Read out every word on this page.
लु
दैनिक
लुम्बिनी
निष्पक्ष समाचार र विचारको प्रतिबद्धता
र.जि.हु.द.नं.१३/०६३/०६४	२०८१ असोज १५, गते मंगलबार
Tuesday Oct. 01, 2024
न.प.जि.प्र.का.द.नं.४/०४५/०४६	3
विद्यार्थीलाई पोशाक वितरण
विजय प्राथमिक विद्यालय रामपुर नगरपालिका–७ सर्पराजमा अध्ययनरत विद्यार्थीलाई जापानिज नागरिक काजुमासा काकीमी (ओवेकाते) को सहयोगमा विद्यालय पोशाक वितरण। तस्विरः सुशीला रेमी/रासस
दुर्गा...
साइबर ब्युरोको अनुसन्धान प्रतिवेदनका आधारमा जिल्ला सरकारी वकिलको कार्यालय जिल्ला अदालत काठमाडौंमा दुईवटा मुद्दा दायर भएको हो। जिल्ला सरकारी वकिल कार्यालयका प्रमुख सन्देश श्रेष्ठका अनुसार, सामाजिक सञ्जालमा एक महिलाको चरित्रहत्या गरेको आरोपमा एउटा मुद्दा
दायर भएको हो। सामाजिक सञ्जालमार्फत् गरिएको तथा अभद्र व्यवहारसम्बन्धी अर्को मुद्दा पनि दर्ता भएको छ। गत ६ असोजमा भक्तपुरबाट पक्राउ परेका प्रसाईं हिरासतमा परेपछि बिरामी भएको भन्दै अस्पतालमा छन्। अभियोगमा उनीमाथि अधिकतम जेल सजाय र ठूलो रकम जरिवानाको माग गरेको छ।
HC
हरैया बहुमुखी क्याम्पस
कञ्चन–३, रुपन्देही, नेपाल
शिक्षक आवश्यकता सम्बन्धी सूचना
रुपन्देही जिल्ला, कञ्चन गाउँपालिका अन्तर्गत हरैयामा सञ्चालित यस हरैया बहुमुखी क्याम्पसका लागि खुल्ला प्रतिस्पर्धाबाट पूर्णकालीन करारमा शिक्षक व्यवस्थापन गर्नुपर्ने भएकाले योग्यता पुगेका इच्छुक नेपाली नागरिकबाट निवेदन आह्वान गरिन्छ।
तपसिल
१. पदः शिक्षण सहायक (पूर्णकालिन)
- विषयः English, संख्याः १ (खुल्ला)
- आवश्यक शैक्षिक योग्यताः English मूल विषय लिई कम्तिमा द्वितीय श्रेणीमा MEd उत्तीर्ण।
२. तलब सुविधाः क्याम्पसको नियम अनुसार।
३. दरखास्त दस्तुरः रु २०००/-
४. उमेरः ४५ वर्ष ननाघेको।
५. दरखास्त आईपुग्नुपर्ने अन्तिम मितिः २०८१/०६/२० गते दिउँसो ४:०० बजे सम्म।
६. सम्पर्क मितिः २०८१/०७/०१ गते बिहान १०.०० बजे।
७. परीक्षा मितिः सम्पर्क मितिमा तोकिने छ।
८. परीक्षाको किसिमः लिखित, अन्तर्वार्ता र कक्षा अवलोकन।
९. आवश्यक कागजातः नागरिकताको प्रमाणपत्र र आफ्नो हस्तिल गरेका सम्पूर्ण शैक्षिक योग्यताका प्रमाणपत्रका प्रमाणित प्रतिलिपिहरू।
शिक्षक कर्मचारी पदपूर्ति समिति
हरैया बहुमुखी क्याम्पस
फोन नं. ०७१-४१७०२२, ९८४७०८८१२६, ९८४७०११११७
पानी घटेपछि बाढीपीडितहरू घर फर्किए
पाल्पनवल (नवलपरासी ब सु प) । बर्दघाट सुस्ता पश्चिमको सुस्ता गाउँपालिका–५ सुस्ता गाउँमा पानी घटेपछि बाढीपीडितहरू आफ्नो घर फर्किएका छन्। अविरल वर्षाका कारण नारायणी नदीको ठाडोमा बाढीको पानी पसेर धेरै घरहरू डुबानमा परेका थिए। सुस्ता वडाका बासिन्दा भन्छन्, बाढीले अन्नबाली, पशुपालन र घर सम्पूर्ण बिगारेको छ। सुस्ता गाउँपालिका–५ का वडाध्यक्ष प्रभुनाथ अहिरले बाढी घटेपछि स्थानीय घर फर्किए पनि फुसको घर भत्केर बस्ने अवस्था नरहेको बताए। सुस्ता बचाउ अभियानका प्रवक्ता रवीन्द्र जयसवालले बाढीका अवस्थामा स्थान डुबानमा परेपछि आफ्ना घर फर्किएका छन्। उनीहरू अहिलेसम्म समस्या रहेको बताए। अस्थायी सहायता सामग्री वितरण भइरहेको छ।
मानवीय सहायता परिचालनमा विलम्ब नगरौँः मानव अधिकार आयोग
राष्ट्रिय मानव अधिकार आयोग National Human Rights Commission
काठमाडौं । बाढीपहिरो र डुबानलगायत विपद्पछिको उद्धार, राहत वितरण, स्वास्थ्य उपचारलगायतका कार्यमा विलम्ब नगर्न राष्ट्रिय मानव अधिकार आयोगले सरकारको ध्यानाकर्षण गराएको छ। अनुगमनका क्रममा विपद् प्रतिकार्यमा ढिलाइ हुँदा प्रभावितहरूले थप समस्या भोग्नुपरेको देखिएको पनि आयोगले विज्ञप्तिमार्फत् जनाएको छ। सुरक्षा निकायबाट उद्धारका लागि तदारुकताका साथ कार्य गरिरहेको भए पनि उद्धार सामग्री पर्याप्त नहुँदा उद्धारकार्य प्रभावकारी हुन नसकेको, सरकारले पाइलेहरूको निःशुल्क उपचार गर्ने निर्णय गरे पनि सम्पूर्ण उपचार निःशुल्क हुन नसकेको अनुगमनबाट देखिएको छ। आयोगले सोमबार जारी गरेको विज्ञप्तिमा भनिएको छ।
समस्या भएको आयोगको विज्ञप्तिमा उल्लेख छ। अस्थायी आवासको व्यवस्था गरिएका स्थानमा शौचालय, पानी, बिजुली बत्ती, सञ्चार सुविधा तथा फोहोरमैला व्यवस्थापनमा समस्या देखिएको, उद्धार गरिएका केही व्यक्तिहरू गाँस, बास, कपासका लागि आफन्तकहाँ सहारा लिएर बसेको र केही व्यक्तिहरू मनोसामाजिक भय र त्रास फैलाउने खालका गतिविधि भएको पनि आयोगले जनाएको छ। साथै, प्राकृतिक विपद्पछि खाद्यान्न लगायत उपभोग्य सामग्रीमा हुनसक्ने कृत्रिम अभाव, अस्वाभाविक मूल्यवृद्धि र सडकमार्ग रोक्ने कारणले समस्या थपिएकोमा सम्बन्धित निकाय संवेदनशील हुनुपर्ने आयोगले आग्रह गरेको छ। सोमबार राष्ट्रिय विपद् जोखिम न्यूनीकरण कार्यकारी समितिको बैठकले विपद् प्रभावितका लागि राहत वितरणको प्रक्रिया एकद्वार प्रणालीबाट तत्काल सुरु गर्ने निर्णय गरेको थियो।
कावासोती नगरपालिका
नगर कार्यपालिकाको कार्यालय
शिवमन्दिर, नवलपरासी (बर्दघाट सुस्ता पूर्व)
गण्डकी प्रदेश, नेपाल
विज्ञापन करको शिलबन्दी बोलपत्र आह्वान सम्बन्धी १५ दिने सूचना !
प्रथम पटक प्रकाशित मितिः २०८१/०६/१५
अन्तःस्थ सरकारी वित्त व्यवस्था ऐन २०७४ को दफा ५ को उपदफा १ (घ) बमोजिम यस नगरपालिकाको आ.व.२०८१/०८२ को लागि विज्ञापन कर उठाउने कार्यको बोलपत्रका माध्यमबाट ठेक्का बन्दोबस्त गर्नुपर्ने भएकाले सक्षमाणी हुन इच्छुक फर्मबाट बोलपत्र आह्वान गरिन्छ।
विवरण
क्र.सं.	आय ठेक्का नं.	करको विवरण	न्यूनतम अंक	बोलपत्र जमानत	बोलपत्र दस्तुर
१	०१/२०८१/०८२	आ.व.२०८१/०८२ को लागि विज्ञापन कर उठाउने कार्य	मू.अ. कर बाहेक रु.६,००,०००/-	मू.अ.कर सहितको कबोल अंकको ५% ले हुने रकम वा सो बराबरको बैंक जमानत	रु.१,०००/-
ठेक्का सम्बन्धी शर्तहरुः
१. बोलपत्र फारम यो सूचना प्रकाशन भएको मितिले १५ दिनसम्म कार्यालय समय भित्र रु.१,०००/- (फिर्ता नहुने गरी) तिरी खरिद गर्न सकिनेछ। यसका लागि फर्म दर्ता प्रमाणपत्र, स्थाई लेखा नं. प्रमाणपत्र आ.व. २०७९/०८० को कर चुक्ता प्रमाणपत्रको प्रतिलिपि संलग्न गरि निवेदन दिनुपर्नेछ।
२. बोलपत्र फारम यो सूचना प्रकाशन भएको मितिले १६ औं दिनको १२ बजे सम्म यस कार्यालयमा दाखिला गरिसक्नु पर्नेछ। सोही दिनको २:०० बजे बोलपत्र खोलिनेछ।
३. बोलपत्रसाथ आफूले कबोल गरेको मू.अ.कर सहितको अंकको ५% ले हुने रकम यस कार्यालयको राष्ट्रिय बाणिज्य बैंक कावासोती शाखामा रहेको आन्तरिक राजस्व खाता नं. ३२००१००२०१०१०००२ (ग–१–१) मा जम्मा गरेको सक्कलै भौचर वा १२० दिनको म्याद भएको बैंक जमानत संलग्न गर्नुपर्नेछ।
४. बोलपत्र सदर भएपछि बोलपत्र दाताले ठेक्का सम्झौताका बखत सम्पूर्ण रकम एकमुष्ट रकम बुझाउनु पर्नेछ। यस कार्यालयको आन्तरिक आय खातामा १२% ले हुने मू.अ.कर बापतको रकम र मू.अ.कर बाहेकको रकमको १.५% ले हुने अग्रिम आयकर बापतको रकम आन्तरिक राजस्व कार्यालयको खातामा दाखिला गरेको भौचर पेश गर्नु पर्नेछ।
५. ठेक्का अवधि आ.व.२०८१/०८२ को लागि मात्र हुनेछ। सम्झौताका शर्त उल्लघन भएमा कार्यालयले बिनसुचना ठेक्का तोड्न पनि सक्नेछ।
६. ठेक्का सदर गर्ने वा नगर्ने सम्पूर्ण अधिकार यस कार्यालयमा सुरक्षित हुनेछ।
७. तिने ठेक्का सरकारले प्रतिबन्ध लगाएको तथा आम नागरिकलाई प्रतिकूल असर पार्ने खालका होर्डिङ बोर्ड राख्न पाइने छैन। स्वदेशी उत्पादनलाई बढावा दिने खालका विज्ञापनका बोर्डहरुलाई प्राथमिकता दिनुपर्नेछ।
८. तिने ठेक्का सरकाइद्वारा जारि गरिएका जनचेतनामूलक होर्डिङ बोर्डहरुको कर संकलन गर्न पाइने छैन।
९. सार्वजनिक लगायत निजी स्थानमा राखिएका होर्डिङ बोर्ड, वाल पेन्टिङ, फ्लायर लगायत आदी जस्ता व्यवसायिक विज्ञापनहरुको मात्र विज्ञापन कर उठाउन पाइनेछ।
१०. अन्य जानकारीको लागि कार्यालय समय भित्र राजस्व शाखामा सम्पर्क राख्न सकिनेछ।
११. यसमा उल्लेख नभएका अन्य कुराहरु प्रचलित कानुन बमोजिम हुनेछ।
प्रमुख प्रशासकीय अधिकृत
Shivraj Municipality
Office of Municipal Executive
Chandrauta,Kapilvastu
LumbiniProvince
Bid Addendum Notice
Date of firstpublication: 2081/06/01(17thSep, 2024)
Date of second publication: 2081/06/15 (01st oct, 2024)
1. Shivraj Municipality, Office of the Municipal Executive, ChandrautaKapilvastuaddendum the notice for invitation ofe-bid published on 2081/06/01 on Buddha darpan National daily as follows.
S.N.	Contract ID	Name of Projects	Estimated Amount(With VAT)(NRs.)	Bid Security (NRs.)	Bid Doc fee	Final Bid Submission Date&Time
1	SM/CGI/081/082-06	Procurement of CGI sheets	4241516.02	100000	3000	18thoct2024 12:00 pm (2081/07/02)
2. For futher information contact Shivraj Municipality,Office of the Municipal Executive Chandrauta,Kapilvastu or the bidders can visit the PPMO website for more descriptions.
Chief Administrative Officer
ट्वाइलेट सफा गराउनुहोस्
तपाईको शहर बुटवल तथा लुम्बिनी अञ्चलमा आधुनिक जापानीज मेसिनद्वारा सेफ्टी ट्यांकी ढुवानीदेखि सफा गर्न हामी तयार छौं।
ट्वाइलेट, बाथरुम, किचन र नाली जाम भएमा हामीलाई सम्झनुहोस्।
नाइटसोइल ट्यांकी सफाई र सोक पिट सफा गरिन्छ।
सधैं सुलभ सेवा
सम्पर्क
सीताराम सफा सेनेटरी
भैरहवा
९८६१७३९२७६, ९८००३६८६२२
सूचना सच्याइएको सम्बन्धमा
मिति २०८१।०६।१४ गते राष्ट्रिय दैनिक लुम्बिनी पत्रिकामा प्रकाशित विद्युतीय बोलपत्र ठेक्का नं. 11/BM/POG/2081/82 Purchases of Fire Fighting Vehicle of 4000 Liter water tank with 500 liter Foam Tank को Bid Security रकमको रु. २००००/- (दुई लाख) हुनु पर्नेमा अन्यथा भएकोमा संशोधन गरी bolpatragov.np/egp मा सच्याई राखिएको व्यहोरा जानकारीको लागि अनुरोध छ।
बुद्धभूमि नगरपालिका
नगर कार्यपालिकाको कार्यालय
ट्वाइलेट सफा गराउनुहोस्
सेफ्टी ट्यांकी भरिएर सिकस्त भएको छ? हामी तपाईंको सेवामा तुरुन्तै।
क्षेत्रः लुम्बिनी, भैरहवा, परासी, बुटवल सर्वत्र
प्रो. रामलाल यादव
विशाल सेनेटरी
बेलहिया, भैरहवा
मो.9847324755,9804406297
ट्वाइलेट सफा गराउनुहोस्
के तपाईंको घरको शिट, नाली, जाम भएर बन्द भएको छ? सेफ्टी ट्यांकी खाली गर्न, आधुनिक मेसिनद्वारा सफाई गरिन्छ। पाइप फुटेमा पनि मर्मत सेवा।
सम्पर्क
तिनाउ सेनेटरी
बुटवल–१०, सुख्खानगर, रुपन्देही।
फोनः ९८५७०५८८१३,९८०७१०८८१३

====

> Short task: Determine how many lines of the listing above hold the word "Municipality". Report that number without anything else.

> Output for this exercise: 3